[Start of Attachment]

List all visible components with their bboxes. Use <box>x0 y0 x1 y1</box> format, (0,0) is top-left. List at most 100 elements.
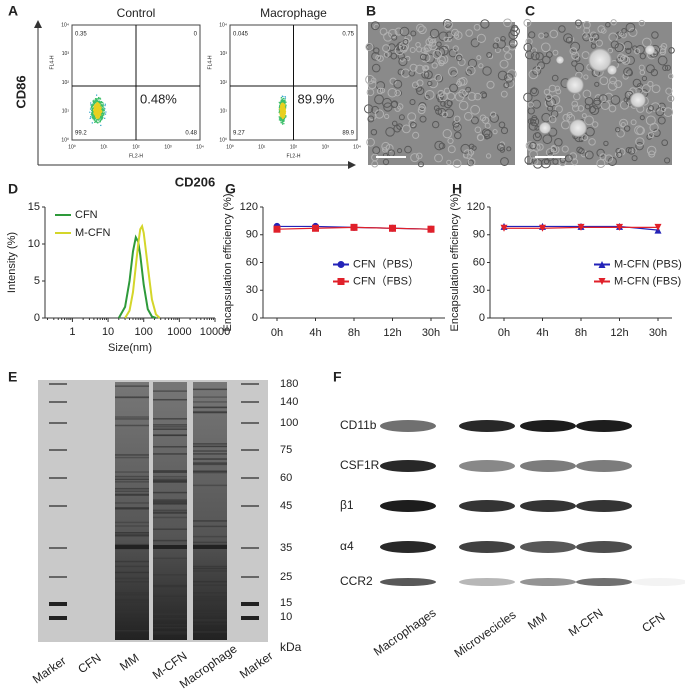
event-dot <box>93 105 95 107</box>
event-dot <box>95 120 97 122</box>
texture <box>616 129 625 138</box>
tick-label: 10² <box>220 80 228 86</box>
event-dot <box>102 103 104 105</box>
texture <box>462 149 473 159</box>
texture <box>616 151 623 158</box>
event-dot <box>281 108 283 110</box>
texture <box>471 145 477 151</box>
event-dot <box>103 107 105 109</box>
texture <box>371 63 381 73</box>
event-dot <box>91 113 93 115</box>
texture <box>465 69 472 76</box>
texture <box>604 92 614 102</box>
event-dot <box>281 123 284 125</box>
protein-band <box>115 493 149 496</box>
event-dot <box>93 117 95 119</box>
x-tick-label: 30h <box>649 327 667 339</box>
event-dot <box>90 102 92 104</box>
texture <box>531 99 542 109</box>
texture <box>409 46 416 53</box>
event-dot <box>92 100 94 102</box>
texture <box>486 52 493 58</box>
texture <box>503 82 510 89</box>
event-dot <box>102 110 104 112</box>
event-dot <box>102 102 104 104</box>
texture <box>452 45 459 52</box>
event-dot <box>281 116 283 118</box>
texture <box>442 128 452 139</box>
protein-band <box>153 528 187 530</box>
tick-label: 10² <box>132 144 140 150</box>
texture <box>527 107 535 115</box>
texture <box>583 74 589 80</box>
event-dot <box>285 104 287 106</box>
texture <box>506 146 512 152</box>
texture <box>615 126 621 133</box>
event-dot <box>97 100 99 102</box>
texture <box>591 121 599 128</box>
event-dot <box>99 108 101 111</box>
event-dot <box>284 108 286 110</box>
event-dot <box>95 116 97 118</box>
event-dot <box>98 110 101 112</box>
texture <box>436 41 442 47</box>
texture <box>416 79 424 87</box>
y-tick-label: 10 <box>28 238 40 250</box>
texture <box>601 28 607 34</box>
event-dot <box>93 115 96 118</box>
event-dot <box>280 111 282 114</box>
event-dot <box>95 102 98 105</box>
event-dot <box>92 103 94 105</box>
y-tick-label: 90 <box>473 229 485 241</box>
texture <box>367 80 377 90</box>
event-dot <box>283 98 285 100</box>
texture <box>661 139 669 147</box>
texture <box>531 88 538 94</box>
mw-label: 10 <box>280 611 292 623</box>
event-dot <box>90 104 92 106</box>
texture <box>540 158 551 169</box>
blot-band <box>576 541 632 553</box>
texture <box>431 120 440 129</box>
texture <box>542 55 551 65</box>
texture <box>658 102 666 111</box>
event-dot <box>93 108 95 110</box>
event-dot <box>281 112 283 115</box>
texture <box>418 25 427 35</box>
tick-label: 10² <box>62 80 70 86</box>
protein-band <box>153 574 187 576</box>
event-dot <box>90 113 92 116</box>
quadrant-percent: 0.48% <box>140 91 177 106</box>
panel-label: G <box>225 181 236 197</box>
event-dot <box>279 108 281 110</box>
texture <box>419 53 427 61</box>
event-dot <box>99 120 101 122</box>
tick-label: 10⁰ <box>226 144 234 150</box>
event-dot <box>90 107 92 109</box>
event-dot <box>92 111 94 113</box>
event-dot <box>100 101 102 103</box>
protein-band <box>115 560 149 563</box>
texture <box>558 158 567 167</box>
texture <box>434 140 444 151</box>
x-axis-title: Size(nm) <box>108 342 152 354</box>
event-dot <box>284 100 286 102</box>
event-dot <box>96 110 98 113</box>
texture <box>536 143 544 151</box>
texture <box>617 53 626 62</box>
event-dot <box>98 111 100 113</box>
event-dot <box>94 108 96 110</box>
vesicle <box>630 92 646 108</box>
texture <box>492 42 499 49</box>
texture <box>373 47 380 54</box>
texture <box>440 100 446 107</box>
protein-band <box>193 570 227 572</box>
blot-band <box>576 460 632 472</box>
texture <box>417 161 424 168</box>
protein-band <box>153 631 187 633</box>
texture <box>662 65 669 72</box>
event-dot <box>281 101 283 103</box>
blot-band <box>576 500 632 512</box>
texture <box>554 137 563 147</box>
texture <box>377 55 384 62</box>
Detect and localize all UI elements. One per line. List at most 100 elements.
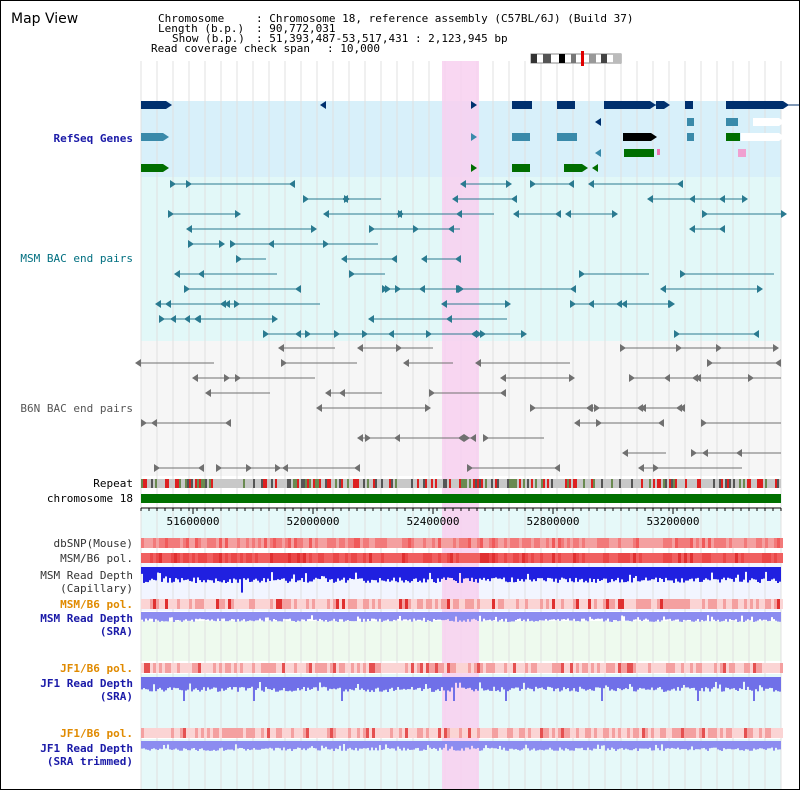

[End of Attachment]

▶ [ASSIGNMENT]
For every line in the listing above that mentions the word "most", make a copy.

▶ [FINAL ANSWER]
List all visible components with their bboxes. Use <box>x0 y0 x1 y1</box> format, (0,0) is top-left. List at most 100 elements.
Detect and localize all UI elements. One per line. List at most 100 elements.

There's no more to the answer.